Work to complete.
Wherever the string "povedal" appears in a line, extract that line.

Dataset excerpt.
┄┄┄┄┄┄┄┄┄┄

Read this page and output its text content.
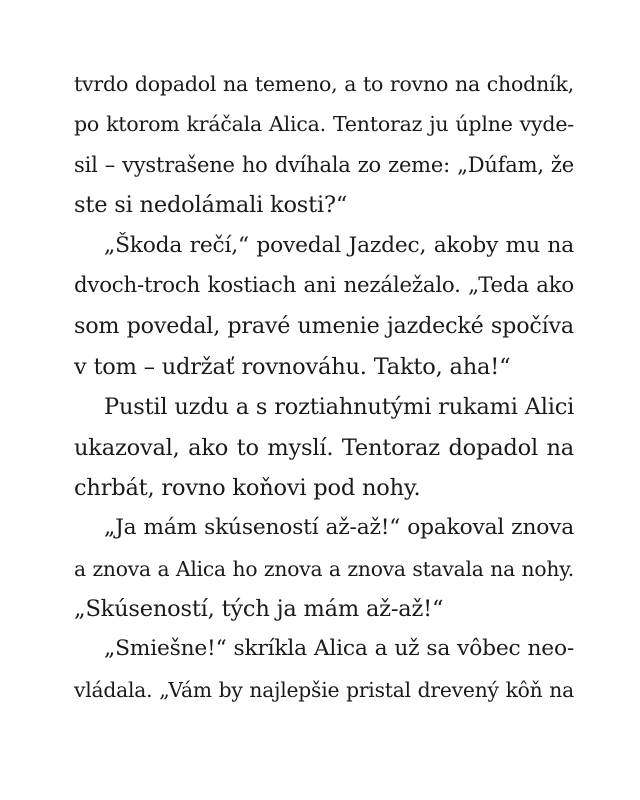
tvrdo dopadol na temeno, a to rovno na chodník,
po ktorom kráčala Alica. Tentoraz ju úplne vyde-
sil – vystrašene ho dvíhala zo zeme: „Dúfam, že
ste si nedolámali kosti?“
„Škoda rečí,“ povedal Jazdec, akoby mu na
dvoch-troch kostiach ani nezáležalo. „Teda ako
som povedal, pravé umenie jazdecké spočíva
v tom – udržať rovnováhu. Takto, aha!“
Pustil uzdu a s roztiahnutými rukami Alici
ukazoval, ako to myslí. Tentoraz dopadol na
chrbát, rovno koňovi pod nohy.
„Ja mám skúseností až-až!“ opakoval znova
a znova a Alica ho znova a znova stavala na nohy.
„Skúseností, tých ja mám až-až!“
„Smiešne!“ skríkla Alica a už sa vôbec neo-
vládala. „Vám by najlepšie pristal drevený kôň na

┄┄┄┄┄┄┄┄┄┄

Response for this exercise.
„Škoda rečí,“ povedal Jazdec, akoby mu na
som povedal, pravé umenie jazdecké spočíva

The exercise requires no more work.